:: Given task ::
Give back the records below exactly, every one, with no pictures.

---------- Data in this exercise

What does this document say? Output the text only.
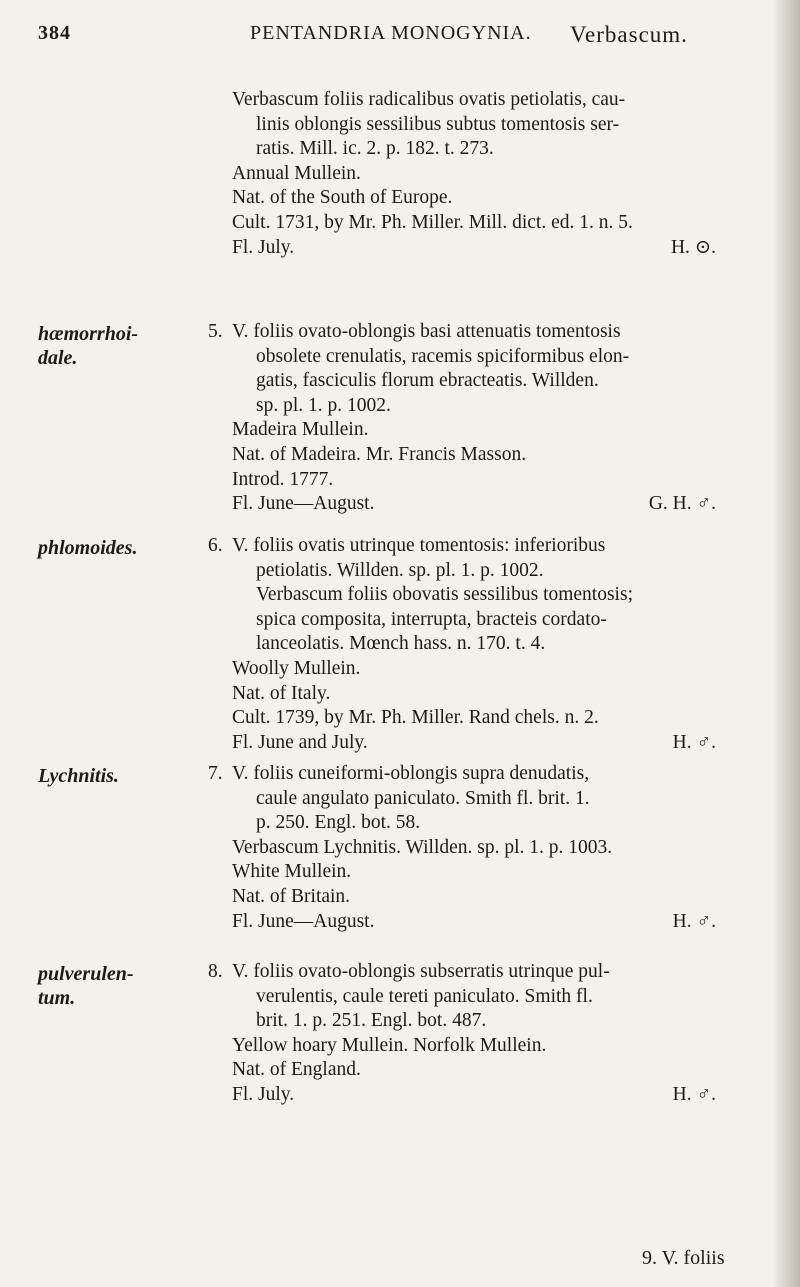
384	PENTANDRIA MONOGYNIA. Verbascum.
Verbascum foliis radicalibus ovatis petiolatis, cau-
linis oblongis sessilibus subtus tomentosis ser-
ratis. Mill. ic. 2. p. 182. t. 273.
Annual Mullein.
Nat. of the South of Europe.
Cult. 1731, by Mr. Ph. Miller. Mill. dict. ed. 1. n. 5.
Fl. July.	H. ⊙.
hæmorrhoi-
dale.
5. V. foliis ovato-oblongis basi attenuatis tomentosis
obsolete crenulatis, racemis spiciformibus elon-
gatis, fasciculis florum ebracteatis. Willden.
sp. pl. 1. p. 1002.
Madeira Mullein.
Nat. of Madeira. Mr. Francis Masson.
Introd. 1777.
Fl. June—August.	G. H. ♂.
phlomoides.	6. V. foliis ovatis utrinque tomentosis: inferioribus
petiolatis. Willden. sp. pl. 1. p. 1002.
Verbascum foliis obovatis sessilibus tomentosis;
spica composita, interrupta, bracteis cordato-
lanceolatis. Mœnch hass. n. 170. t. 4.
Woolly Mullein.
Nat. of Italy.
Cult. 1739, by Mr. Ph. Miller. Rand chels. n. 2.
Fl. June and July.	H. ♂.
Lychnitis.	7. V. foliis cuneiformi-oblongis supra denudatis,
caule angulato paniculato. Smith fl. brit. 1.
p. 250. Engl. bot. 58.
Verbascum Lychnitis. Willden. sp. pl. 1. p. 1003.
White Mullein.
Nat. of Britain.
Fl. June—August.	H. ♂.
pulverulen-
tum.
8. V. foliis ovato-oblongis subserratis utrinque pul-
verulentis, caule tereti paniculato. Smith fl.
brit. 1. p. 251. Engl. bot. 487.
Yellow hoary Mullein. Norfolk Mullein.
Nat. of England.
Fl. July.	H. ♂.
9. V. foliis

--------------------

:: Worked solution ::
What does this document say? Output the text only.
384	PENTANDRIA MONOGYNIA. Verbascum.
Verbascum foliis radicalibus ovatis petiolatis, cau-
linis oblongis sessilibus subtus tomentosis ser-
ratis. Mill. ic. 2. p. 182. t. 273.
Annual Mullein.
Nat. of the South of Europe.
Cult. 1731, by Mr. Ph. Miller. Mill. dict. ed. 1. n. 5.
Fl. July.	H. ⊙.
hæmorrhoi-
dale.
5. V. foliis ovato-oblongis basi attenuatis tomentosis
obsolete crenulatis, racemis spiciformibus elon-
gatis, fasciculis florum ebracteatis. Willden.
sp. pl. 1. p. 1002.
Madeira Mullein.
Nat. of Madeira. Mr. Francis Masson.
Introd. 1777.
Fl. June—August.	G. H. ♂.
phlomoides.	6. V. foliis ovatis utrinque tomentosis: inferioribus
petiolatis. Willden. sp. pl. 1. p. 1002.
Verbascum foliis obovatis sessilibus tomentosis;
spica composita, interrupta, bracteis cordato-
lanceolatis. Mœnch hass. n. 170. t. 4.
Woolly Mullein.
Nat. of Italy.
Cult. 1739, by Mr. Ph. Miller. Rand chels. n. 2.
Fl. June and July.	H. ♂.
Lychnitis.	7. V. foliis cuneiformi-oblongis supra denudatis,
caule angulato paniculato. Smith fl. brit. 1.
p. 250. Engl. bot. 58.
Verbascum Lychnitis. Willden. sp. pl. 1. p. 1003.
White Mullein.
Nat. of Britain.
Fl. June—August.	H. ♂.
pulverulen-
tum.
8. V. foliis ovato-oblongis subserratis utrinque pul-
verulentis, caule tereti paniculato. Smith fl.
brit. 1. p. 251. Engl. bot. 487.
Yellow hoary Mullein. Norfolk Mullein.
Nat. of England.
Fl. July.	H. ♂.
9. V. foliis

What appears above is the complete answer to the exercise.